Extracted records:
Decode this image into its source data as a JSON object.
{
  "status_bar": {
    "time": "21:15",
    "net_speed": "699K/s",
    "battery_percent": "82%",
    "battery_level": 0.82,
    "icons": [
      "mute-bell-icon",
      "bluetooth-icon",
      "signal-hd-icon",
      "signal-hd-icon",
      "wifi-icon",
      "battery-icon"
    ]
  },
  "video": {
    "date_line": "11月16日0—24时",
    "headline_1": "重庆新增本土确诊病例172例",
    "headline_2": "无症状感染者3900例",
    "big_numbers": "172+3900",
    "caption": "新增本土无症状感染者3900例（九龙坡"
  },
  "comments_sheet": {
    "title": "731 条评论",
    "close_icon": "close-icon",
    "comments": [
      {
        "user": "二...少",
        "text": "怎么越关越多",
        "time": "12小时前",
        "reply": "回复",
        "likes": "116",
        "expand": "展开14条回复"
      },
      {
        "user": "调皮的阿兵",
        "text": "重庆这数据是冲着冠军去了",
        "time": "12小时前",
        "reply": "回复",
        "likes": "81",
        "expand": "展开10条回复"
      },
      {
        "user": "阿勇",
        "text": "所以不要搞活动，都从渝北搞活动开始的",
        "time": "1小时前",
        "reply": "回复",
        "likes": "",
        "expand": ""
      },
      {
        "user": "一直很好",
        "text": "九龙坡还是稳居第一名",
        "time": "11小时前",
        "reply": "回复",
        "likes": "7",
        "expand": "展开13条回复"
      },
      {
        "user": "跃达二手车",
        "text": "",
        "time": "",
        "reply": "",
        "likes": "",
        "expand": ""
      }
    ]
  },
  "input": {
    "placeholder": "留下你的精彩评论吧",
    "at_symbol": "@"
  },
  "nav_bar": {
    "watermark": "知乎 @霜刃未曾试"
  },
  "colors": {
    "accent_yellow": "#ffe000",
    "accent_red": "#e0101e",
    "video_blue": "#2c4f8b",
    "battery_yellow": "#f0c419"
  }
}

◆ **Written request**
Repeat the material from above exactly, word for word.

◆ **Result of the task**
Decode this image into its source data as a JSON object.
{
  "status_bar": {
    "time": "21:15",
    "net_speed": "699K/s",
    "battery_percent": "82%",
    "battery_level": 0.82,
    "icons": [
      "mute-bell-icon",
      "bluetooth-icon",
      "signal-hd-icon",
      "signal-hd-icon",
      "wifi-icon",
      "battery-icon"
    ]
  },
  "video": {
    "date_line": "11月16日0—24时",
    "headline_1": "重庆新增本土确诊病例172例",
    "headline_2": "无症状感染者3900例",
    "big_numbers": "172+3900",
    "caption": "新增本土无症状感染者3900例（九龙坡"
  },
  "comments_sheet": {
    "title": "731 条评论",
    "close_icon": "close-icon",
    "comments": [
      {
        "user": "二...少",
        "text": "怎么越关越多",
        "time": "12小时前",
        "reply": "回复",
        "likes": "116",
        "expand": "展开14条回复"
      },
      {
        "user": "调皮的阿兵",
        "text": "重庆这数据是冲着冠军去了",
        "time": "12小时前",
        "reply": "回复",
        "likes": "81",
        "expand": "展开10条回复"
      },
      {
        "user": "阿勇",
        "text": "所以不要搞活动，都从渝北搞活动开始的",
        "time": "1小时前",
        "reply": "回复",
        "likes": "",
        "expand": ""
      },
      {
        "user": "一直很好",
        "text": "九龙坡还是稳居第一名",
        "time": "11小时前",
        "reply": "回复",
        "likes": "7",
        "expand": "展开13条回复"
      },
      {
        "user": "跃达二手车",
        "text": "",
        "time": "",
        "reply": "",
        "likes": "",
        "expand": ""
      }
    ]
  },
  "input": {
    "placeholder": "留下你的精彩评论吧",
    "at_symbol": "@"
  },
  "nav_bar": {
    "watermark": "知乎 @霜刃未曾试"
  },
  "colors": {
    "accent_yellow": "#ffe000",
    "accent_red": "#e0101e",
    "video_blue": "#2c4f8b",
    "battery_yellow": "#f0c419"
  }
}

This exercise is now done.